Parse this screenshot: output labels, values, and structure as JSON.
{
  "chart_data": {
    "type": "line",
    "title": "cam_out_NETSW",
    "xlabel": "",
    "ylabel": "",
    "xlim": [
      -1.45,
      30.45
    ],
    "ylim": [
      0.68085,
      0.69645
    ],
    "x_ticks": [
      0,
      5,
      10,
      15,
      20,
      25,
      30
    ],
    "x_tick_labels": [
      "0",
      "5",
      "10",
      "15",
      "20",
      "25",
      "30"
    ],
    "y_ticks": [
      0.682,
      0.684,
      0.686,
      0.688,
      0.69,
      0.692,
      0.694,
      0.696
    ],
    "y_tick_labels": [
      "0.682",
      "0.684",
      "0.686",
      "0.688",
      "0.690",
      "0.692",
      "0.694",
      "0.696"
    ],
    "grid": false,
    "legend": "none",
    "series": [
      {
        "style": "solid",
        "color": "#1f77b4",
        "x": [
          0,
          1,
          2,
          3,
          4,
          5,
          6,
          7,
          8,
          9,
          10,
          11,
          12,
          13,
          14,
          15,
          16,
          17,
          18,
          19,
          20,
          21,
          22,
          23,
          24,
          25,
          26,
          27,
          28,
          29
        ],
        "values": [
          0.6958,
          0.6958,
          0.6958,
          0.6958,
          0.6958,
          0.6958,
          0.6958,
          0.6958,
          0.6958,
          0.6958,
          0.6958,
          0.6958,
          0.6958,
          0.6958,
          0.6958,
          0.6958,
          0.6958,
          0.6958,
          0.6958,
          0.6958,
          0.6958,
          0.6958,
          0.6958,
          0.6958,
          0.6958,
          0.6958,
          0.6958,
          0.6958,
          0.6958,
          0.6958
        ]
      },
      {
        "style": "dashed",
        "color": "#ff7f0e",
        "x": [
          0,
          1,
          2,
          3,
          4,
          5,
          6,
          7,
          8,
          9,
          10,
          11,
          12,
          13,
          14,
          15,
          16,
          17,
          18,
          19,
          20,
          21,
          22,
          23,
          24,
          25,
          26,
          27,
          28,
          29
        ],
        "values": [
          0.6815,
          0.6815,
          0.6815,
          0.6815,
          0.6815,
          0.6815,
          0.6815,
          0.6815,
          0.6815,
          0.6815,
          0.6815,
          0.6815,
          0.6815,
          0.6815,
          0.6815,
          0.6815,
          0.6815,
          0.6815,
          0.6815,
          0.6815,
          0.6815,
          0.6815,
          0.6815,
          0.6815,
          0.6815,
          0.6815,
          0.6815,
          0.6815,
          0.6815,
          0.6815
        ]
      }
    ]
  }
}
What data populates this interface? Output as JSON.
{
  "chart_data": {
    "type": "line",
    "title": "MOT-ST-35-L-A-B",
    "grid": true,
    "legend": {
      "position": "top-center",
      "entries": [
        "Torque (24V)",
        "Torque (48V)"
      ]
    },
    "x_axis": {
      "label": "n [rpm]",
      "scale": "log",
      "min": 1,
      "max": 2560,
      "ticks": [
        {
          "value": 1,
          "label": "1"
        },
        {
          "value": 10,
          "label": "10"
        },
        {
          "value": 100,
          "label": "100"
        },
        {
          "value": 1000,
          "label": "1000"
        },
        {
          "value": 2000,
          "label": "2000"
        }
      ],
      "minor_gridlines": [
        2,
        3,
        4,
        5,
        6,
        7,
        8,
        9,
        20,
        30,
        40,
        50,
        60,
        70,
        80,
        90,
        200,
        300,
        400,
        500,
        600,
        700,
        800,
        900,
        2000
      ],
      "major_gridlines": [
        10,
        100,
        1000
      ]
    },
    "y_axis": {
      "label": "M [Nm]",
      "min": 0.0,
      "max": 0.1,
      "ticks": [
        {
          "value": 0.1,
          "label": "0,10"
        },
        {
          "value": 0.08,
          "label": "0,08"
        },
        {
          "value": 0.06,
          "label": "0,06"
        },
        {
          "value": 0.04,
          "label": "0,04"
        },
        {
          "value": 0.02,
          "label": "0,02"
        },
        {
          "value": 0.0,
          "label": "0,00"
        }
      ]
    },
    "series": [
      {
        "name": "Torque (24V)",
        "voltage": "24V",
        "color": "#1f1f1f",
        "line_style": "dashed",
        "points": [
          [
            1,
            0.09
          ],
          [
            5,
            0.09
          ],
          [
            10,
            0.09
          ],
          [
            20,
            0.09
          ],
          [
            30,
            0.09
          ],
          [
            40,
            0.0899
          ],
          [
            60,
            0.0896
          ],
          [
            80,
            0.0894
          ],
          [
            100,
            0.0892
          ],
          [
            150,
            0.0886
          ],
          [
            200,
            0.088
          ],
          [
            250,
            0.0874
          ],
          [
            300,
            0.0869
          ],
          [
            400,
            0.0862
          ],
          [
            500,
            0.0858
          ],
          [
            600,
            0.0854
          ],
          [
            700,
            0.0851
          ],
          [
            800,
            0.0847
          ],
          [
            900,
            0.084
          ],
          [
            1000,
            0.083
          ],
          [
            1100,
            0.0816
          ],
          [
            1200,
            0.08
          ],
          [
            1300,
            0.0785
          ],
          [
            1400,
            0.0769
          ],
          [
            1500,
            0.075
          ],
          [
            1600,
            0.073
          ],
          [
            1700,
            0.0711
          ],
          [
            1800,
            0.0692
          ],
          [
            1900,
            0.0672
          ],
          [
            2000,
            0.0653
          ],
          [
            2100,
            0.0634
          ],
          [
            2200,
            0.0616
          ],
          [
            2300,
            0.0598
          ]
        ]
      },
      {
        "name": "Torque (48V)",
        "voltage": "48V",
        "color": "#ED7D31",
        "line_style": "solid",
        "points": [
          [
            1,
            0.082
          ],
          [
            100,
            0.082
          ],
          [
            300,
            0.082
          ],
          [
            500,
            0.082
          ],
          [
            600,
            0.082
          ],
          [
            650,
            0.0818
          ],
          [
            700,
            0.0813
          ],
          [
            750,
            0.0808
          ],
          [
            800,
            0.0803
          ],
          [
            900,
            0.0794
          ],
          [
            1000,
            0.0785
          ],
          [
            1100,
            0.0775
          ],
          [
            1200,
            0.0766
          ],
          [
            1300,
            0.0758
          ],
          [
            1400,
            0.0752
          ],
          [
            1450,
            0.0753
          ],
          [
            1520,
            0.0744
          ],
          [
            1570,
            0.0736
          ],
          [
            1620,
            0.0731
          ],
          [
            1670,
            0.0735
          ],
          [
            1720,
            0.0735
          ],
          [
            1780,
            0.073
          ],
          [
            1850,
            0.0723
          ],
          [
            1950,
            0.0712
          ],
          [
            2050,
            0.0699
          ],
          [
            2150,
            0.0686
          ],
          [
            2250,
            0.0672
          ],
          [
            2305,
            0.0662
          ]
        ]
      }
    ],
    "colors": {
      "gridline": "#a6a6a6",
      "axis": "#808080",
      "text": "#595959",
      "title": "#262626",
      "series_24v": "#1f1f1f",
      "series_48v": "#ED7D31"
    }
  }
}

***

• _EXERCISE BRIEF_
Using the listing above, retype each line exactly.

• _TASK ANSWER_
Parse this screenshot: output labels, values, and structure as JSON.
{
  "chart_data": {
    "type": "line",
    "title": "cam_out_NETSW",
    "xlabel": "",
    "ylabel": "",
    "xlim": [
      -1.45,
      30.45
    ],
    "ylim": [
      0.68085,
      0.69645
    ],
    "x_ticks": [
      0,
      5,
      10,
      15,
      20,
      25,
      30
    ],
    "x_tick_labels": [
      "0",
      "5",
      "10",
      "15",
      "20",
      "25",
      "30"
    ],
    "y_ticks": [
      0.682,
      0.684,
      0.686,
      0.688,
      0.69,
      0.692,
      0.694,
      0.696
    ],
    "y_tick_labels": [
      "0.682",
      "0.684",
      "0.686",
      "0.688",
      "0.690",
      "0.692",
      "0.694",
      "0.696"
    ],
    "grid": false,
    "legend": "none",
    "series": [
      {
        "style": "solid",
        "color": "#1f77b4",
        "x": [
          0,
          1,
          2,
          3,
          4,
          5,
          6,
          7,
          8,
          9,
          10,
          11,
          12,
          13,
          14,
          15,
          16,
          17,
          18,
          19,
          20,
          21,
          22,
          23,
          24,
          25,
          26,
          27,
          28,
          29
        ],
        "values": [
          0.6958,
          0.6958,
          0.6958,
          0.6958,
          0.6958,
          0.6958,
          0.6958,
          0.6958,
          0.6958,
          0.6958,
          0.6958,
          0.6958,
          0.6958,
          0.6958,
          0.6958,
          0.6958,
          0.6958,
          0.6958,
          0.6958,
          0.6958,
          0.6958,
          0.6958,
          0.6958,
          0.6958,
          0.6958,
          0.6958,
          0.6958,
          0.6958,
          0.6958,
          0.6958
        ]
      },
      {
        "style": "dashed",
        "color": "#ff7f0e",
        "x": [
          0,
          1,
          2,
          3,
          4,
          5,
          6,
          7,
          8,
          9,
          10,
          11,
          12,
          13,
          14,
          15,
          16,
          17,
          18,
          19,
          20,
          21,
          22,
          23,
          24,
          25,
          26,
          27,
          28,
          29
        ],
        "values": [
          0.6815,
          0.6815,
          0.6815,
          0.6815,
          0.6815,
          0.6815,
          0.6815,
          0.6815,
          0.6815,
          0.6815,
          0.6815,
          0.6815,
          0.6815,
          0.6815,
          0.6815,
          0.6815,
          0.6815,
          0.6815,
          0.6815,
          0.6815,
          0.6815,
          0.6815,
          0.6815,
          0.6815,
          0.6815,
          0.6815,
          0.6815,
          0.6815,
          0.6815,
          0.6815
        ]
      }
    ]
  }
}
What data populates this interface? Output as JSON.
{
  "chart_data": {
    "type": "line",
    "title": "MOT-ST-35-L-A-B",
    "grid": true,
    "legend": {
      "position": "top-center",
      "entries": [
        "Torque (24V)",
        "Torque (48V)"
      ]
    },
    "x_axis": {
      "label": "n [rpm]",
      "scale": "log",
      "min": 1,
      "max": 2560,
      "ticks": [
        {
          "value": 1,
          "label": "1"
        },
        {
          "value": 10,
          "label": "10"
        },
        {
          "value": 100,
          "label": "100"
        },
        {
          "value": 1000,
          "label": "1000"
        },
        {
          "value": 2000,
          "label": "2000"
        }
      ],
      "minor_gridlines": [
        2,
        3,
        4,
        5,
        6,
        7,
        8,
        9,
        20,
        30,
        40,
        50,
        60,
        70,
        80,
        90,
        200,
        300,
        400,
        500,
        600,
        700,
        800,
        900,
        2000
      ],
      "major_gridlines": [
        10,
        100,
        1000
      ]
    },
    "y_axis": {
      "label": "M [Nm]",
      "min": 0.0,
      "max": 0.1,
      "ticks": [
        {
          "value": 0.1,
          "label": "0,10"
        },
        {
          "value": 0.08,
          "label": "0,08"
        },
        {
          "value": 0.06,
          "label": "0,06"
        },
        {
          "value": 0.04,
          "label": "0,04"
        },
        {
          "value": 0.02,
          "label": "0,02"
        },
        {
          "value": 0.0,
          "label": "0,00"
        }
      ]
    },
    "series": [
      {
        "name": "Torque (24V)",
        "voltage": "24V",
        "color": "#1f1f1f",
        "line_style": "dashed",
        "points": [
          [
            1,
            0.09
          ],
          [
            5,
            0.09
          ],
          [
            10,
            0.09
          ],
          [
            20,
            0.09
          ],
          [
            30,
            0.09
          ],
          [
            40,
            0.0899
          ],
          [
            60,
            0.0896
          ],
          [
            80,
            0.0894
          ],
          [
            100,
            0.0892
          ],
          [
            150,
            0.0886
          ],
          [
            200,
            0.088
          ],
          [
            250,
            0.0874
          ],
          [
            300,
            0.0869
          ],
          [
            400,
            0.0862
          ],
          [
            500,
            0.0858
          ],
          [
            600,
            0.0854
          ],
          [
            700,
            0.0851
          ],
          [
            800,
            0.0847
          ],
          [
            900,
            0.084
          ],
          [
            1000,
            0.083
          ],
          [
            1100,
            0.0816
          ],
          [
            1200,
            0.08
          ],
          [
            1300,
            0.0785
          ],
          [
            1400,
            0.0769
          ],
          [
            1500,
            0.075
          ],
          [
            1600,
            0.073
          ],
          [
            1700,
            0.0711
          ],
          [
            1800,
            0.0692
          ],
          [
            1900,
            0.0672
          ],
          [
            2000,
            0.0653
          ],
          [
            2100,
            0.0634
          ],
          [
            2200,
            0.0616
          ],
          [
            2300,
            0.0598
          ]
        ]
      },
      {
        "name": "Torque (48V)",
        "voltage": "48V",
        "color": "#ED7D31",
        "line_style": "solid",
        "points": [
          [
            1,
            0.082
          ],
          [
            100,
            0.082
          ],
          [
            300,
            0.082
          ],
          [
            500,
            0.082
          ],
          [
            600,
            0.082
          ],
          [
            650,
            0.0818
          ],
          [
            700,
            0.0813
          ],
          [
            750,
            0.0808
          ],
          [
            800,
            0.0803
          ],
          [
            900,
            0.0794
          ],
          [
            1000,
            0.0785
          ],
          [
            1100,
            0.0775
          ],
          [
            1200,
            0.0766
          ],
          [
            1300,
            0.0758
          ],
          [
            1400,
            0.0752
          ],
          [
            1450,
            0.0753
          ],
          [
            1520,
            0.0744
          ],
          [
            1570,
            0.0736
          ],
          [
            1620,
            0.0731
          ],
          [
            1670,
            0.0735
          ],
          [
            1720,
            0.0735
          ],
          [
            1780,
            0.073
          ],
          [
            1850,
            0.0723
          ],
          [
            1950,
            0.0712
          ],
          [
            2050,
            0.0699
          ],
          [
            2150,
            0.0686
          ],
          [
            2250,
            0.0672
          ],
          [
            2305,
            0.0662
          ]
        ]
      }
    ],
    "colors": {
      "gridline": "#a6a6a6",
      "axis": "#808080",
      "text": "#595959",
      "title": "#262626",
      "series_24v": "#1f1f1f",
      "series_48v": "#ED7D31"
    }
  }
}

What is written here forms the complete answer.